## Tekst do czytania
Ula i Sławek - 15-03-2005 22:46
Według mnie US wyraźnie się pomylił. Ania nawet nie powinna była składać tego oświadczenia, bo od zakupu działki do dnia jej sprzedaży minęło ponad 5 lat.

Rozwiązanie drugiego problemu jest takie, że jeśli sprzedacie dom to jeśli złożycie to samo oświadczenie co do przeznaczenia środków na cele mieszkaniowe to nie będziecie musieli płacić 10%. Ale po upływie 2 lat spodziewajcie się kontroli skarbowej. Pamiętaj tylko, że nie możecie tych pieniędzy wydać na zakup siedliska, to jakiś wyjątek od reguły.
Serdeczności, ula



Jayer - 16-03-2005 00:47
I nie ma znaczenia, czy sie korzysta/lo z ulgi budowlanej? Chodzi o obydwa przypadki.

Pozdro
Jay

PS. Dzieki za szybka odpowiedz.

## Dostarczone materiały

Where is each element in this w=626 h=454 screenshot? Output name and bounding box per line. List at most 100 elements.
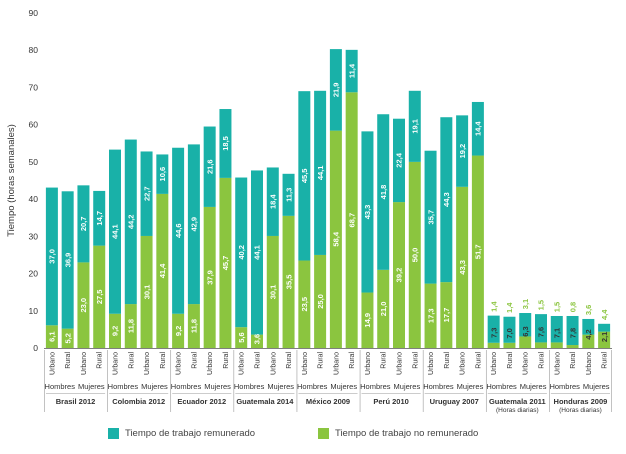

## Cel zadania
Streść krócej akapit tekstu do czytania, który zaczyna się od słów „Rozwiązanie drugiego problemu”. Zachowaj jego główne informacje.

## Odpowiedź pisemna
Po sprzedaży domu nie trzeba płacić 10%, jeśli złoży się to samo oświadczenie o przeznaczeniu środków na cele mieszkaniowe. Po upływie 2 lat należy się jednak spodziewać kontroli skarbowej. Tych pieniędzy nie można wydać na zakup siedliska, co jest wyjątkiem od reguły.